Write out the full set of records below exactly.
━━ MATERIAL SHOWN
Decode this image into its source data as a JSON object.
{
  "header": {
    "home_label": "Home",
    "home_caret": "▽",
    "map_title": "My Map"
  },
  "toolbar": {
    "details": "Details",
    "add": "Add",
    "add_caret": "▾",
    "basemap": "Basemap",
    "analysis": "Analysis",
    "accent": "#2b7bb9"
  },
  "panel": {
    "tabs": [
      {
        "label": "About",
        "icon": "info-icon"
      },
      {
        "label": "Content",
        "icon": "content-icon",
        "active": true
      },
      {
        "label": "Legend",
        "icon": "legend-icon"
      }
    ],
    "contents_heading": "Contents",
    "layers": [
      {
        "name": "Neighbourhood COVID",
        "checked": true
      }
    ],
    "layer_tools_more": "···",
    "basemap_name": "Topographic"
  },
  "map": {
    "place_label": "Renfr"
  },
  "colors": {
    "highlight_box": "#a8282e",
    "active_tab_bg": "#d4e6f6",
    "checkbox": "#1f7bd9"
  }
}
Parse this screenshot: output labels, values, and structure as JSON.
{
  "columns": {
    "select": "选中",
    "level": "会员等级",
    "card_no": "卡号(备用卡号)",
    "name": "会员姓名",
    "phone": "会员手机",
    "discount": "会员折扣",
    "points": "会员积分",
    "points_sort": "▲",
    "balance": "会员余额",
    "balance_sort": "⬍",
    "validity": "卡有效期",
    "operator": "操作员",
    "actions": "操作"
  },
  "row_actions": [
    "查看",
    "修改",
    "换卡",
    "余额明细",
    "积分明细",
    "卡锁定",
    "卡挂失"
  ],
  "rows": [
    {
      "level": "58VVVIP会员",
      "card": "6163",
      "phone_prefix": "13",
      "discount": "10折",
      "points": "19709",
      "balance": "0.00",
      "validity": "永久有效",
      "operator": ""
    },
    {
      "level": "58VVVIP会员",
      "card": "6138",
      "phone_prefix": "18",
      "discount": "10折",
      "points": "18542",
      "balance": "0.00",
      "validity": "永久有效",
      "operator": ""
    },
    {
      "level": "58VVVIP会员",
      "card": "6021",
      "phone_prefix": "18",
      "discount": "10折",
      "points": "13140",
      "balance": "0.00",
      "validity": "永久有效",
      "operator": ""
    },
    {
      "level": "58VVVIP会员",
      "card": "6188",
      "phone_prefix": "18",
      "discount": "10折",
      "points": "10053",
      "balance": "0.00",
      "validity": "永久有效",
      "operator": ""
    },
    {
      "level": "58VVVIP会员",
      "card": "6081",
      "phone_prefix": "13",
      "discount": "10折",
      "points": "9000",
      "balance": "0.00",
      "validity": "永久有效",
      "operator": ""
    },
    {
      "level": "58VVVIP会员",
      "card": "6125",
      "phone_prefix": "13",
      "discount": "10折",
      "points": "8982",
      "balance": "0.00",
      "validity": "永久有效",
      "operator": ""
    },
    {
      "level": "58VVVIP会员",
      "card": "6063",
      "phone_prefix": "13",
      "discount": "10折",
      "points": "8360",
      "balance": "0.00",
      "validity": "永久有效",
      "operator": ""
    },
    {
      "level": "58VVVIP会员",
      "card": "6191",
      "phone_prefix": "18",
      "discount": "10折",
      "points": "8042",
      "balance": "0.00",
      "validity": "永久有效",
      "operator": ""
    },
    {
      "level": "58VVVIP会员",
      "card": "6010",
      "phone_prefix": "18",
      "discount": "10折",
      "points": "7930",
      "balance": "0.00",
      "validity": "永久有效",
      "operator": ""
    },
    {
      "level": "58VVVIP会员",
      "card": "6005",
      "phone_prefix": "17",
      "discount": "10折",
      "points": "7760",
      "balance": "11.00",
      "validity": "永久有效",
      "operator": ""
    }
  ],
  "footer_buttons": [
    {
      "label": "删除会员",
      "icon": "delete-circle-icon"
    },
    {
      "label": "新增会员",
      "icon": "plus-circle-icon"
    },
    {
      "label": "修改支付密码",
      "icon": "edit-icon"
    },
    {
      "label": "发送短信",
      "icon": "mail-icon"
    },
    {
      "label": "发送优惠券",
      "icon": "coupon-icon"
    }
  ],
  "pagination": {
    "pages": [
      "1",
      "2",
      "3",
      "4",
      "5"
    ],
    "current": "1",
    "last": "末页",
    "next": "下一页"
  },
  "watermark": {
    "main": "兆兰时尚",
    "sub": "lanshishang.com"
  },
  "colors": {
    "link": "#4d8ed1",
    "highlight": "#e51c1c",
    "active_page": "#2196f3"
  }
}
━━━━
**ANSWER TO THE EXERCISE:**
Decode this image into its source data as a JSON object.
{
  "header": {
    "home_label": "Home",
    "home_caret": "▽",
    "map_title": "My Map"
  },
  "toolbar": {
    "details": "Details",
    "add": "Add",
    "add_caret": "▾",
    "basemap": "Basemap",
    "analysis": "Analysis",
    "accent": "#2b7bb9"
  },
  "panel": {
    "tabs": [
      {
        "label": "About",
        "icon": "info-icon"
      },
      {
        "label": "Content",
        "icon": "content-icon",
        "active": true
      },
      {
        "label": "Legend",
        "icon": "legend-icon"
      }
    ],
    "contents_heading": "Contents",
    "layers": [
      {
        "name": "Neighbourhood COVID",
        "checked": true
      }
    ],
    "layer_tools_more": "···",
    "basemap_name": "Topographic"
  },
  "map": {
    "place_label": "Renfr"
  },
  "colors": {
    "highlight_box": "#a8282e",
    "active_tab_bg": "#d4e6f6",
    "checkbox": "#1f7bd9"
  }
}
Parse this screenshot: output labels, values, and structure as JSON.
{
  "columns": {
    "select": "选中",
    "level": "会员等级",
    "card_no": "卡号(备用卡号)",
    "name": "会员姓名",
    "phone": "会员手机",
    "discount": "会员折扣",
    "points": "会员积分",
    "points_sort": "▲",
    "balance": "会员余额",
    "balance_sort": "⬍",
    "validity": "卡有效期",
    "operator": "操作员",
    "actions": "操作"
  },
  "row_actions": [
    "查看",
    "修改",
    "换卡",
    "余额明细",
    "积分明细",
    "卡锁定",
    "卡挂失"
  ],
  "rows": [
    {
      "level": "58VVVIP会员",
      "card": "6163",
      "phone_prefix": "13",
      "discount": "10折",
      "points": "19709",
      "balance": "0.00",
      "validity": "永久有效",
      "operator": ""
    },
    {
      "level": "58VVVIP会员",
      "card": "6138",
      "phone_prefix": "18",
      "discount": "10折",
      "points": "18542",
      "balance": "0.00",
      "validity": "永久有效",
      "operator": ""
    },
    {
      "level": "58VVVIP会员",
      "card": "6021",
      "phone_prefix": "18",
      "discount": "10折",
      "points": "13140",
      "balance": "0.00",
      "validity": "永久有效",
      "operator": ""
    },
    {
      "level": "58VVVIP会员",
      "card": "6188",
      "phone_prefix": "18",
      "discount": "10折",
      "points": "10053",
      "balance": "0.00",
      "validity": "永久有效",
      "operator": ""
    },
    {
      "level": "58VVVIP会员",
      "card": "6081",
      "phone_prefix": "13",
      "discount": "10折",
      "points": "9000",
      "balance": "0.00",
      "validity": "永久有效",
      "operator": ""
    },
    {
      "level": "58VVVIP会员",
      "card": "6125",
      "phone_prefix": "13",
      "discount": "10折",
      "points": "8982",
      "balance": "0.00",
      "validity": "永久有效",
      "operator": ""
    },
    {
      "level": "58VVVIP会员",
      "card": "6063",
      "phone_prefix": "13",
      "discount": "10折",
      "points": "8360",
      "balance": "0.00",
      "validity": "永久有效",
      "operator": ""
    },
    {
      "level": "58VVVIP会员",
      "card": "6191",
      "phone_prefix": "18",
      "discount": "10折",
      "points": "8042",
      "balance": "0.00",
      "validity": "永久有效",
      "operator": ""
    },
    {
      "level": "58VVVIP会员",
      "card": "6010",
      "phone_prefix": "18",
      "discount": "10折",
      "points": "7930",
      "balance": "0.00",
      "validity": "永久有效",
      "operator": ""
    },
    {
      "level": "58VVVIP会员",
      "card": "6005",
      "phone_prefix": "17",
      "discount": "10折",
      "points": "7760",
      "balance": "11.00",
      "validity": "永久有效",
      "operator": ""
    }
  ],
  "footer_buttons": [
    {
      "label": "删除会员",
      "icon": "delete-circle-icon"
    },
    {
      "label": "新增会员",
      "icon": "plus-circle-icon"
    },
    {
      "label": "修改支付密码",
      "icon": "edit-icon"
    },
    {
      "label": "发送短信",
      "icon": "mail-icon"
    },
    {
      "label": "发送优惠券",
      "icon": "coupon-icon"
    }
  ],
  "pagination": {
    "pages": [
      "1",
      "2",
      "3",
      "4",
      "5"
    ],
    "current": "1",
    "last": "末页",
    "next": "下一页"
  },
  "watermark": {
    "main": "兆兰时尚",
    "sub": "lanshishang.com"
  },
  "colors": {
    "link": "#4d8ed1",
    "highlight": "#e51c1c",
    "active_page": "#2196f3"
  }
}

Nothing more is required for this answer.